Exercise: Extract, from the listing that follows, each line containing the word "télé".

Provided information:
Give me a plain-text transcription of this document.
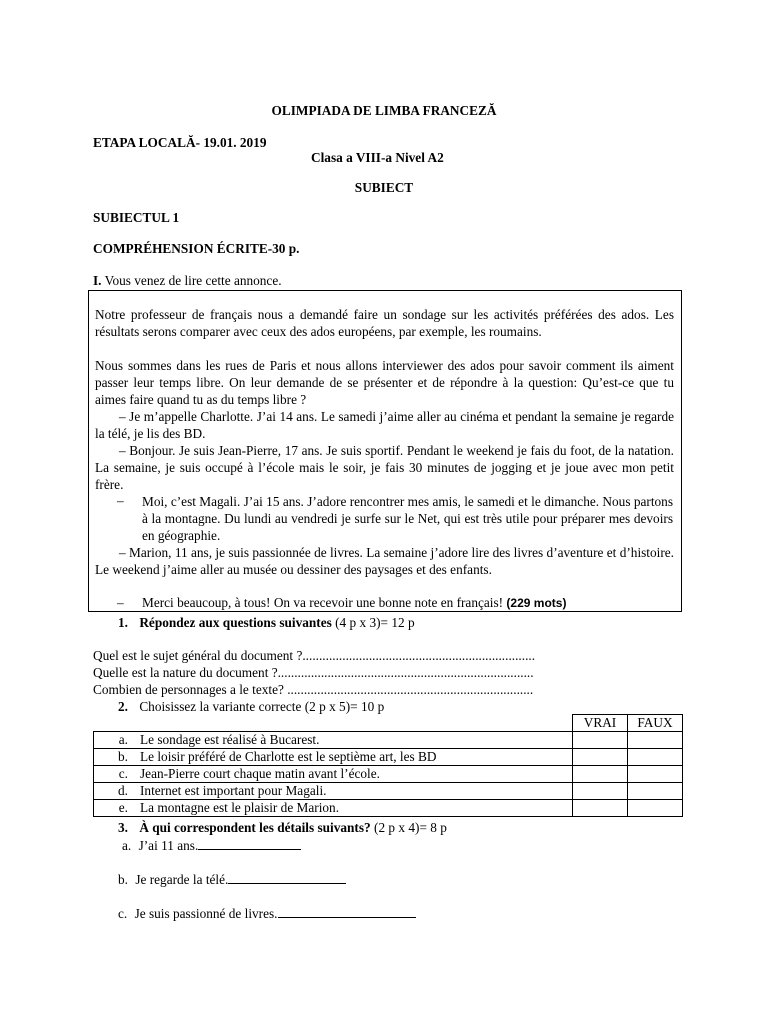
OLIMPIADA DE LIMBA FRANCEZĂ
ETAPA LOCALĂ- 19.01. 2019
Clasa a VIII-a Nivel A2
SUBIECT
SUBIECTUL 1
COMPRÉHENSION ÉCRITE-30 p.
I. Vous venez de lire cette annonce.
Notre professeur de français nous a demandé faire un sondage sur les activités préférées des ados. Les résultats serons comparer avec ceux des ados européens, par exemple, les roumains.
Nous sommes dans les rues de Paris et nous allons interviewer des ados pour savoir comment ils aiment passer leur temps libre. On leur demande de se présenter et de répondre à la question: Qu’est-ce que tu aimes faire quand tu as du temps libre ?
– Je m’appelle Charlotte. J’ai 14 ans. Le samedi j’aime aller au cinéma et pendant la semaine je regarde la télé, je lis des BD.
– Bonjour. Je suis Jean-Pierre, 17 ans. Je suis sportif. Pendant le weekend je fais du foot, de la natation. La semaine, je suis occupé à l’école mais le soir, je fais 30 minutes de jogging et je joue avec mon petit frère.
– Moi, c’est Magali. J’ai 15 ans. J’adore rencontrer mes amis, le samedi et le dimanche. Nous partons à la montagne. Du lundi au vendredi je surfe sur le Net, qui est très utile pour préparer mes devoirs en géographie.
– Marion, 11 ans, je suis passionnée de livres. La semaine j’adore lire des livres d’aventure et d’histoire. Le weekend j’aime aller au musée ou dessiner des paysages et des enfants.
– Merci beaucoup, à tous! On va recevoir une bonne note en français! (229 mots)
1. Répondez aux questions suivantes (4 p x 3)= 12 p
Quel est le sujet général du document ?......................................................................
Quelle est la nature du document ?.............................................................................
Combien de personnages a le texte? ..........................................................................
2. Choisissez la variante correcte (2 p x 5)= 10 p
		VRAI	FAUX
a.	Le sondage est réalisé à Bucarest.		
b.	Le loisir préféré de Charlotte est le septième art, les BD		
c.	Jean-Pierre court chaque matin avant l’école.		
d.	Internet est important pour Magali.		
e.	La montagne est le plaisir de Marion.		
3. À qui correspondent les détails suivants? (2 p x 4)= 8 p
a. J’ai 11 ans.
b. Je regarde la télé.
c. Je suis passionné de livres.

---

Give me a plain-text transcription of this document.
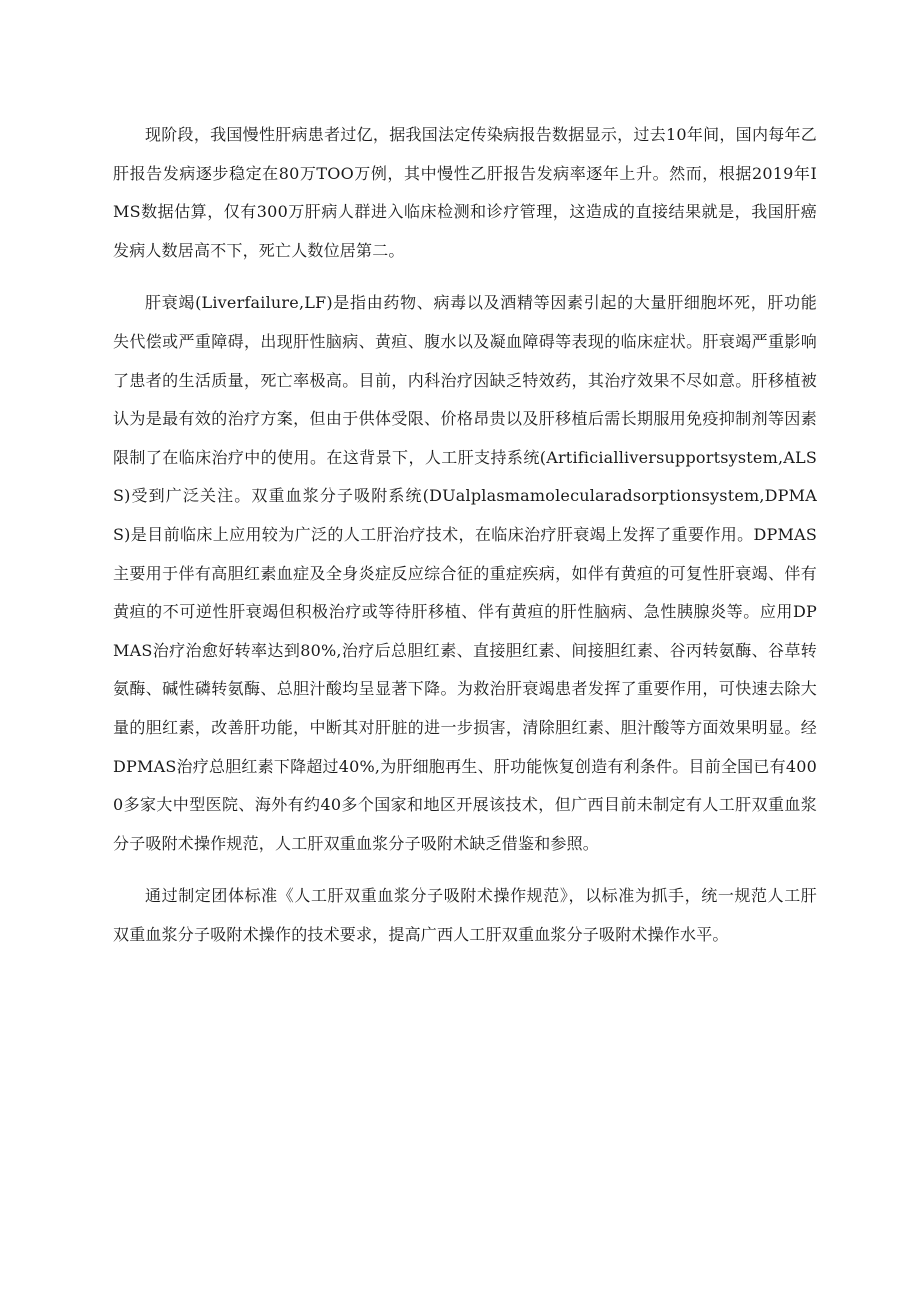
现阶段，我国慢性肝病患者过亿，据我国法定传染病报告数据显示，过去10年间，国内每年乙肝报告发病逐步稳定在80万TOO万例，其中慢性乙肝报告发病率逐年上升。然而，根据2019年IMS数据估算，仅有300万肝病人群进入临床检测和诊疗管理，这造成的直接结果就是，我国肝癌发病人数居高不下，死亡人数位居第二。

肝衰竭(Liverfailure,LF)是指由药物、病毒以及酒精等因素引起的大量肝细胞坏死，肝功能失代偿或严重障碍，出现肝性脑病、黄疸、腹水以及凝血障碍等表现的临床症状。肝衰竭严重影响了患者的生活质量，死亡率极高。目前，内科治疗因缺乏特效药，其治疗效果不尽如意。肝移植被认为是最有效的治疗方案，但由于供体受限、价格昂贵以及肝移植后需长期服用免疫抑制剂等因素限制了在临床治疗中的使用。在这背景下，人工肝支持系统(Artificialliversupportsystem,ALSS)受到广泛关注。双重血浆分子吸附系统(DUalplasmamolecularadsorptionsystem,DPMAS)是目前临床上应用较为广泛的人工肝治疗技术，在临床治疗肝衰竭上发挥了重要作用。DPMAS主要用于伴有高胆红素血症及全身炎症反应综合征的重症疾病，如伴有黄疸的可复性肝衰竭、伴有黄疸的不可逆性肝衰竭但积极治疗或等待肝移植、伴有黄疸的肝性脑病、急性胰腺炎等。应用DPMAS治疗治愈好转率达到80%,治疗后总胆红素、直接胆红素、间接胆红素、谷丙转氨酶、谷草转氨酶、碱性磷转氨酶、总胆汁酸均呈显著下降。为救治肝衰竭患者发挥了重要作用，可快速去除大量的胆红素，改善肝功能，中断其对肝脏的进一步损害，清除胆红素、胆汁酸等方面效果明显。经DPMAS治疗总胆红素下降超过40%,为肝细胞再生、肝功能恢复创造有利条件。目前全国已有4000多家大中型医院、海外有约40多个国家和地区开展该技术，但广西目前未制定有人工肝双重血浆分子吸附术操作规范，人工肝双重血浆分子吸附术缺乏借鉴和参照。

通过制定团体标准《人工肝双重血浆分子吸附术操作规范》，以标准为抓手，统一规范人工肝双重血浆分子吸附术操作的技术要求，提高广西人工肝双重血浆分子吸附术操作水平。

Answer to this task:
– Je m’appelle Charlotte. J’ai 14 ans. Le samedi j’aime aller au cinéma et pendant la semaine je regarde la télé, je lis des BD.
b. Je regarde la télé.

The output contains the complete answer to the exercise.